● DO THIS: Pictures in the records should not be copied, but every other part must be repeated exactly.
## start INFORMATION PROVIDED
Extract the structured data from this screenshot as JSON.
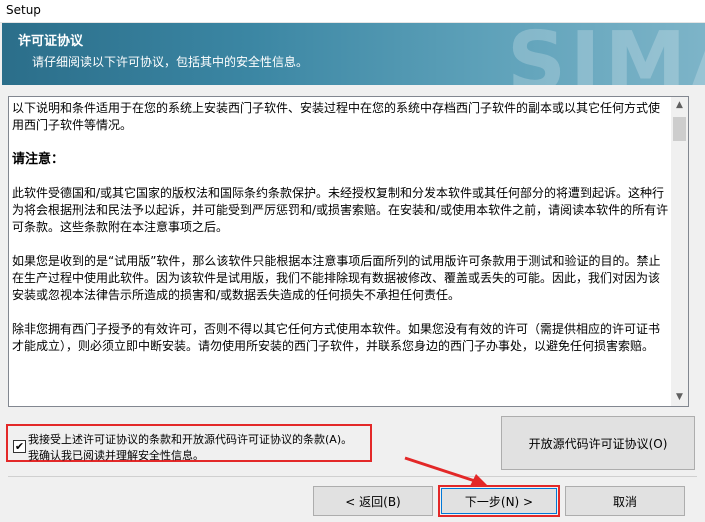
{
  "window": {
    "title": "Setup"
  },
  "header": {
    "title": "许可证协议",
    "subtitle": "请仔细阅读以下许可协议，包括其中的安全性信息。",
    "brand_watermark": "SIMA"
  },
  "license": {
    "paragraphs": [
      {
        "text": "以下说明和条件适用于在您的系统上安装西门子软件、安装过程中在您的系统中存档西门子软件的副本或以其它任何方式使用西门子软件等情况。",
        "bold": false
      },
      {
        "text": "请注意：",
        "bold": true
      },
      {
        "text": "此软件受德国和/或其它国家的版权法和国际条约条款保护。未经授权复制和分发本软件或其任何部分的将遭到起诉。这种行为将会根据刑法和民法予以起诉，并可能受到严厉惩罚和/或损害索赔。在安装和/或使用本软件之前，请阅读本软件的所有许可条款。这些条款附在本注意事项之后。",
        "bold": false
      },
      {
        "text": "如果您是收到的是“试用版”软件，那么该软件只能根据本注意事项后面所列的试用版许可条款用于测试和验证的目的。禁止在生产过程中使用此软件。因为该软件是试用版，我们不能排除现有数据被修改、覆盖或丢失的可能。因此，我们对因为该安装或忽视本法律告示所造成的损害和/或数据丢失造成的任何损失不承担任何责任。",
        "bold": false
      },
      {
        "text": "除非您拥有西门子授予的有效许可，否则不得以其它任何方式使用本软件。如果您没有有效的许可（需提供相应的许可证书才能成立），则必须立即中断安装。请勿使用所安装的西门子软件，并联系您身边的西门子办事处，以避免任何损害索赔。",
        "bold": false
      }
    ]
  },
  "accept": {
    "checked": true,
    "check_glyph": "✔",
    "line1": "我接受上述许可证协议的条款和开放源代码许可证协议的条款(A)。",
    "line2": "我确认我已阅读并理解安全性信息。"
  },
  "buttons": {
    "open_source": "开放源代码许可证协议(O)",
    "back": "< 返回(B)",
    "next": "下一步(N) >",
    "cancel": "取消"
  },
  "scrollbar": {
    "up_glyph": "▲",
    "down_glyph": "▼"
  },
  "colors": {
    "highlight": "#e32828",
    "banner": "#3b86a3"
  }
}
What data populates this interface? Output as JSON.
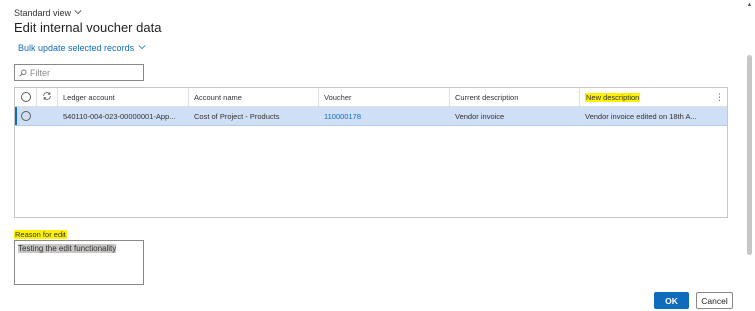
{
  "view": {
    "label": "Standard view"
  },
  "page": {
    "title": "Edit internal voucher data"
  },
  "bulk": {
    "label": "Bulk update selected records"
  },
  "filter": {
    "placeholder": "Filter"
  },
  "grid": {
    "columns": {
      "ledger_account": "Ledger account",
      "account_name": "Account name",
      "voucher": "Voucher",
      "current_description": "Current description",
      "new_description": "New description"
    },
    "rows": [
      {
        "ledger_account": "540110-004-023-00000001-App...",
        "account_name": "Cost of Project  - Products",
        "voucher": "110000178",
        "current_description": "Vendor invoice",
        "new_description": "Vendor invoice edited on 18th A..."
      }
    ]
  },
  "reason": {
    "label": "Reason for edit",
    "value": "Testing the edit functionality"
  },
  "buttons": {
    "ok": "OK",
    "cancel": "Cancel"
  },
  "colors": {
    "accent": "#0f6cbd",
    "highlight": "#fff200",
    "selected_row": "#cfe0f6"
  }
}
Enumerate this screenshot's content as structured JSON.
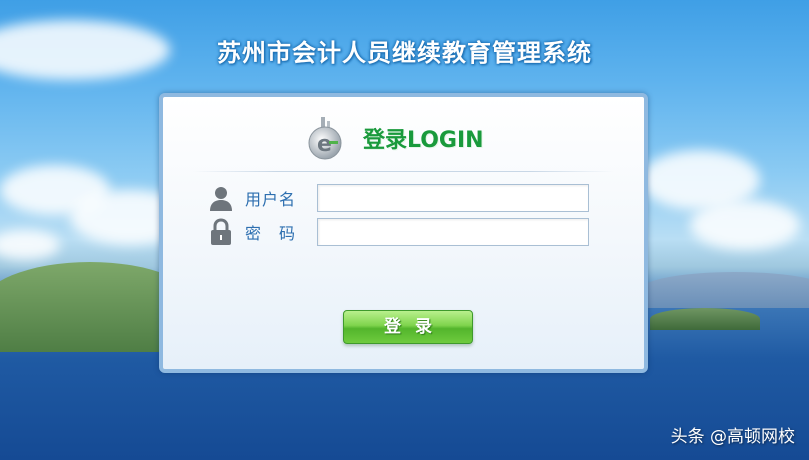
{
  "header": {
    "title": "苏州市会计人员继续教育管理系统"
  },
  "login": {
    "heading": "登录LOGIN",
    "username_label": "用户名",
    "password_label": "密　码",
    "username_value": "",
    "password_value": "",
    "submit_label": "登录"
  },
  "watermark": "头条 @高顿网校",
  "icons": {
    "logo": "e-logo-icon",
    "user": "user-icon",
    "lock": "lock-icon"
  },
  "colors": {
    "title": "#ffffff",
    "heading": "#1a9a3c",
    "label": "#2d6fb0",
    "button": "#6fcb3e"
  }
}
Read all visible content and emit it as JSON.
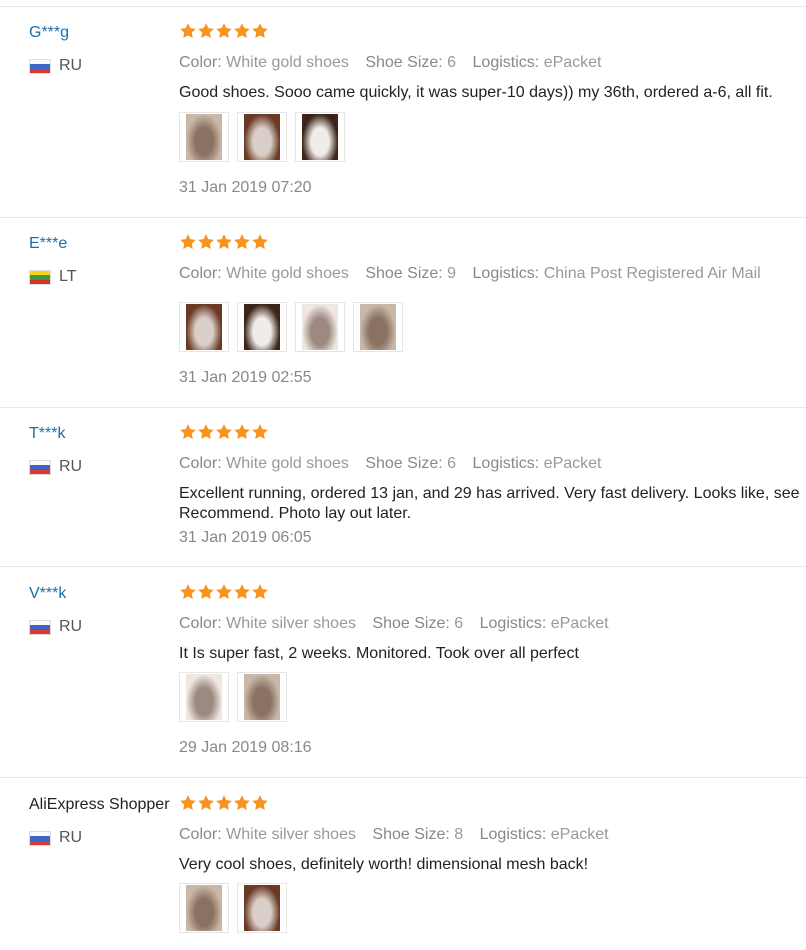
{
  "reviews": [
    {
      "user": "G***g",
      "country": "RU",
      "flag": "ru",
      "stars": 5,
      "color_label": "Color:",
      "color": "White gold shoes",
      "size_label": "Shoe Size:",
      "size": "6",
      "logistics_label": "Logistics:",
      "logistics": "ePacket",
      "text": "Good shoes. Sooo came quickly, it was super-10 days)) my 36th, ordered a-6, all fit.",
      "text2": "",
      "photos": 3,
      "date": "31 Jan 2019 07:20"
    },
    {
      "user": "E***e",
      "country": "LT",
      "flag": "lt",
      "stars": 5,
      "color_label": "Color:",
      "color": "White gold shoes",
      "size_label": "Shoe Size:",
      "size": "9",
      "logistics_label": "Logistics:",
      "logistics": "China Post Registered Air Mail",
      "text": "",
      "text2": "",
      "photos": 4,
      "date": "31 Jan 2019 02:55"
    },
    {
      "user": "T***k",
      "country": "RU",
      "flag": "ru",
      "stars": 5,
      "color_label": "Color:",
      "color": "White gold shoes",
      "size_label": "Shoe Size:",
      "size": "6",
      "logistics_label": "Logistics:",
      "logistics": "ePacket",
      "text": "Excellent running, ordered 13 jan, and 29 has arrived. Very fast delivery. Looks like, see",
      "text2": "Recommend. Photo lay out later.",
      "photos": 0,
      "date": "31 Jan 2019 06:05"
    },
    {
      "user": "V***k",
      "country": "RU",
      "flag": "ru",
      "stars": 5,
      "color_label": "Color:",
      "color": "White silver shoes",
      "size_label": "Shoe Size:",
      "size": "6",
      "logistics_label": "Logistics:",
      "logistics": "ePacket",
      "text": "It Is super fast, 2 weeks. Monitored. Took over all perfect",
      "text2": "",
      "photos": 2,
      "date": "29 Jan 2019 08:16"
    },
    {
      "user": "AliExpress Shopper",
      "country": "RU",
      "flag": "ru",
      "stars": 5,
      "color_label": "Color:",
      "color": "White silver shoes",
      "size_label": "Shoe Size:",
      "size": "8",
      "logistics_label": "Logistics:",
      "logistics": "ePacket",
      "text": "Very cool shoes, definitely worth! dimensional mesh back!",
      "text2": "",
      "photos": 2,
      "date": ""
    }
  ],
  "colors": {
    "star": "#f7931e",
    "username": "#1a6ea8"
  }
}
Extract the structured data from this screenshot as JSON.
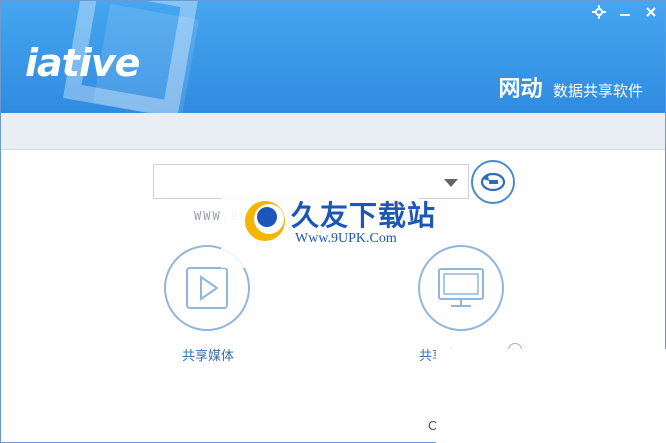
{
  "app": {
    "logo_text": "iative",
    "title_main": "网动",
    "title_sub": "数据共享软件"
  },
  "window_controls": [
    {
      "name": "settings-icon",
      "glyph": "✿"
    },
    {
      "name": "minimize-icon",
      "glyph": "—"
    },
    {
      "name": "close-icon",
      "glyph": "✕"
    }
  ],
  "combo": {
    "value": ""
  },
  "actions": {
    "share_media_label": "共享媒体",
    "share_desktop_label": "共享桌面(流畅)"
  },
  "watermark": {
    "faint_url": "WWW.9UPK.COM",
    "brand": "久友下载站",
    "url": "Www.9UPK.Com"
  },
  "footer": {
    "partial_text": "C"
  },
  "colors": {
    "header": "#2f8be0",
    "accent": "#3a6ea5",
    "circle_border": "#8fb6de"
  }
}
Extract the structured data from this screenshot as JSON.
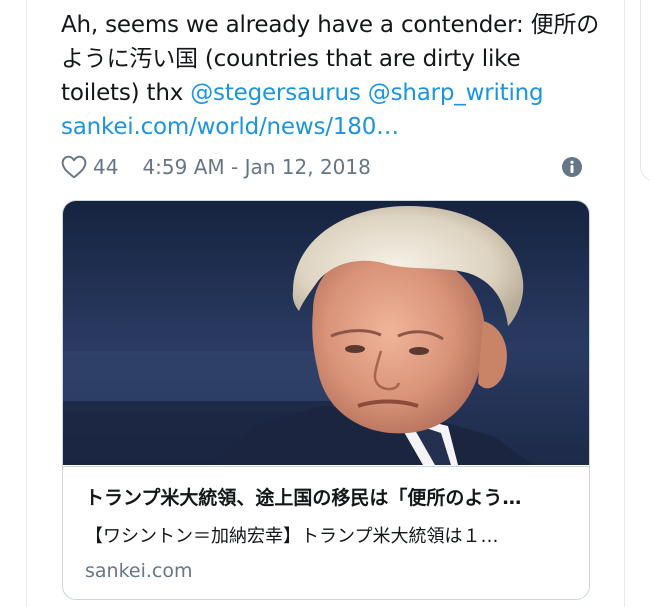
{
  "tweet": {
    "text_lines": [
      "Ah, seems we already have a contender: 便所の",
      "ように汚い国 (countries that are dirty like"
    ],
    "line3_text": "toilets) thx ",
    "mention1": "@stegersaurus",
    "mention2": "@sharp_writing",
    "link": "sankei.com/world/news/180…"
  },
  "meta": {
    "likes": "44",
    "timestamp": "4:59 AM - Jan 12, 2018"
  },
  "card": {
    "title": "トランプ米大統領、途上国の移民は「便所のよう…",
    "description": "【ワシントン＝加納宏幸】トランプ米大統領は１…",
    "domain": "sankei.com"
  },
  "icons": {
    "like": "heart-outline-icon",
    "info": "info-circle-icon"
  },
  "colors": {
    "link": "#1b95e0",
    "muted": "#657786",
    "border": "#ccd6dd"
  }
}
## end INFORMATION PROVIDED
● WRITTEN SOLUTION:
Extract the structured data from this screenshot as JSON.
{
  "window": {
    "title": "Setup"
  },
  "header": {
    "title": "许可证协议",
    "subtitle": "请仔细阅读以下许可协议，包括其中的安全性信息。",
    "brand_watermark": "SIMA"
  },
  "license": {
    "paragraphs": [
      {
        "text": "以下说明和条件适用于在您的系统上安装西门子软件、安装过程中在您的系统中存档西门子软件的副本或以其它任何方式使用西门子软件等情况。",
        "bold": false
      },
      {
        "text": "请注意：",
        "bold": true
      },
      {
        "text": "此软件受德国和/或其它国家的版权法和国际条约条款保护。未经授权复制和分发本软件或其任何部分的将遭到起诉。这种行为将会根据刑法和民法予以起诉，并可能受到严厉惩罚和/或损害索赔。在安装和/或使用本软件之前，请阅读本软件的所有许可条款。这些条款附在本注意事项之后。",
        "bold": false
      },
      {
        "text": "如果您是收到的是“试用版”软件，那么该软件只能根据本注意事项后面所列的试用版许可条款用于测试和验证的目的。禁止在生产过程中使用此软件。因为该软件是试用版，我们不能排除现有数据被修改、覆盖或丢失的可能。因此，我们对因为该安装或忽视本法律告示所造成的损害和/或数据丢失造成的任何损失不承担任何责任。",
        "bold": false
      },
      {
        "text": "除非您拥有西门子授予的有效许可，否则不得以其它任何方式使用本软件。如果您没有有效的许可（需提供相应的许可证书才能成立），则必须立即中断安装。请勿使用所安装的西门子软件，并联系您身边的西门子办事处，以避免任何损害索赔。",
        "bold": false
      }
    ]
  },
  "accept": {
    "checked": true,
    "check_glyph": "✔",
    "line1": "我接受上述许可证协议的条款和开放源代码许可证协议的条款(A)。",
    "line2": "我确认我已阅读并理解安全性信息。"
  },
  "buttons": {
    "open_source": "开放源代码许可证协议(O)",
    "back": "< 返回(B)",
    "next": "下一步(N) >",
    "cancel": "取消"
  },
  "scrollbar": {
    "up_glyph": "▲",
    "down_glyph": "▼"
  },
  "colors": {
    "highlight": "#e32828",
    "banner": "#3b86a3"
  }
}
What data populates this interface? Output as JSON.
{
  "view": {
    "label": "Standard view"
  },
  "page": {
    "title": "Edit internal voucher data"
  },
  "bulk": {
    "label": "Bulk update selected records"
  },
  "filter": {
    "placeholder": "Filter"
  },
  "grid": {
    "columns": {
      "ledger_account": "Ledger account",
      "account_name": "Account name",
      "voucher": "Voucher",
      "current_description": "Current description",
      "new_description": "New description"
    },
    "rows": [
      {
        "ledger_account": "540110-004-023-00000001-App...",
        "account_name": "Cost of Project  - Products",
        "voucher": "110000178",
        "current_description": "Vendor invoice",
        "new_description": "Vendor invoice edited on 18th A..."
      }
    ]
  },
  "reason": {
    "label": "Reason for edit",
    "value": "Testing the edit functionality"
  },
  "buttons": {
    "ok": "OK",
    "cancel": "Cancel"
  },
  "colors": {
    "accent": "#0f6cbd",
    "highlight": "#fff200",
    "selected_row": "#cfe0f6"
  }
}
Enumerate this screenshot's content as structured JSON.
{
  "header": {
    "title": "苏州市会计人员继续教育管理系统"
  },
  "login": {
    "heading": "登录LOGIN",
    "username_label": "用户名",
    "password_label": "密　码",
    "username_value": "",
    "password_value": "",
    "submit_label": "登录"
  },
  "watermark": "头条 @高顿网校",
  "icons": {
    "logo": "e-logo-icon",
    "user": "user-icon",
    "lock": "lock-icon"
  },
  "colors": {
    "title": "#ffffff",
    "heading": "#1a9a3c",
    "label": "#2d6fb0",
    "button": "#6fcb3e"
  }
}
Read all visible content and emit it as JSON.
{
  "reviews": [
    {
      "user": "G***g",
      "country": "RU",
      "flag": "ru",
      "stars": 5,
      "color_label": "Color:",
      "color": "White gold shoes",
      "size_label": "Shoe Size:",
      "size": "6",
      "logistics_label": "Logistics:",
      "logistics": "ePacket",
      "text": "Good shoes. Sooo came quickly, it was super-10 days)) my 36th, ordered a-6, all fit.",
      "text2": "",
      "photos": 3,
      "date": "31 Jan 2019 07:20"
    },
    {
      "user": "E***e",
      "country": "LT",
      "flag": "lt",
      "stars": 5,
      "color_label": "Color:",
      "color": "White gold shoes",
      "size_label": "Shoe Size:",
      "size": "9",
      "logistics_label": "Logistics:",
      "logistics": "China Post Registered Air Mail",
      "text": "",
      "text2": "",
      "photos": 4,
      "date": "31 Jan 2019 02:55"
    },
    {
      "user": "T***k",
      "country": "RU",
      "flag": "ru",
      "stars": 5,
      "color_label": "Color:",
      "color": "White gold shoes",
      "size_label": "Shoe Size:",
      "size": "6",
      "logistics_label": "Logistics:",
      "logistics": "ePacket",
      "text": "Excellent running, ordered 13 jan, and 29 has arrived. Very fast delivery. Looks like, see",
      "text2": "Recommend. Photo lay out later.",
      "photos": 0,
      "date": "31 Jan 2019 06:05"
    },
    {
      "user": "V***k",
      "country": "RU",
      "flag": "ru",
      "stars": 5,
      "color_label": "Color:",
      "color": "White silver shoes",
      "size_label": "Shoe Size:",
      "size": "6",
      "logistics_label": "Logistics:",
      "logistics": "ePacket",
      "text": "It Is super fast, 2 weeks. Monitored. Took over all perfect",
      "text2": "",
      "photos": 2,
      "date": "29 Jan 2019 08:16"
    },
    {
      "user": "AliExpress Shopper",
      "country": "RU",
      "flag": "ru",
      "stars": 5,
      "color_label": "Color:",
      "color": "White silver shoes",
      "size_label": "Shoe Size:",
      "size": "8",
      "logistics_label": "Logistics:",
      "logistics": "ePacket",
      "text": "Very cool shoes, definitely worth! dimensional mesh back!",
      "text2": "",
      "photos": 2,
      "date": ""
    }
  ],
  "colors": {
    "star": "#f7931e",
    "username": "#1a6ea8"
  }
}
Extract the structured data from this screenshot as JSON.
{
  "app": {
    "logo_text": "iative",
    "title_main": "网动",
    "title_sub": "数据共享软件"
  },
  "window_controls": [
    {
      "name": "settings-icon",
      "glyph": "✿"
    },
    {
      "name": "minimize-icon",
      "glyph": "—"
    },
    {
      "name": "close-icon",
      "glyph": "✕"
    }
  ],
  "combo": {
    "value": ""
  },
  "actions": {
    "share_media_label": "共享媒体",
    "share_desktop_label": "共享桌面(流畅)"
  },
  "watermark": {
    "faint_url": "WWW.9UPK.COM",
    "brand": "久友下载站",
    "url": "Www.9UPK.Com"
  },
  "footer": {
    "partial_text": "C"
  },
  "colors": {
    "header": "#2f8be0",
    "accent": "#3a6ea5",
    "circle_border": "#8fb6de"
  }
}
Extract the structured data from this screenshot as JSON.
{
  "tweet": {
    "text_lines": [
      "Ah, seems we already have a contender: 便所の",
      "ように汚い国 (countries that are dirty like"
    ],
    "line3_text": "toilets) thx ",
    "mention1": "@stegersaurus",
    "mention2": "@sharp_writing",
    "link": "sankei.com/world/news/180…"
  },
  "meta": {
    "likes": "44",
    "timestamp": "4:59 AM - Jan 12, 2018"
  },
  "card": {
    "title": "トランプ米大統領、途上国の移民は「便所のよう…",
    "description": "【ワシントン＝加納宏幸】トランプ米大統領は１…",
    "domain": "sankei.com"
  },
  "icons": {
    "like": "heart-outline-icon",
    "info": "info-circle-icon"
  },
  "colors": {
    "link": "#1b95e0",
    "muted": "#657786",
    "border": "#ccd6dd"
  }
}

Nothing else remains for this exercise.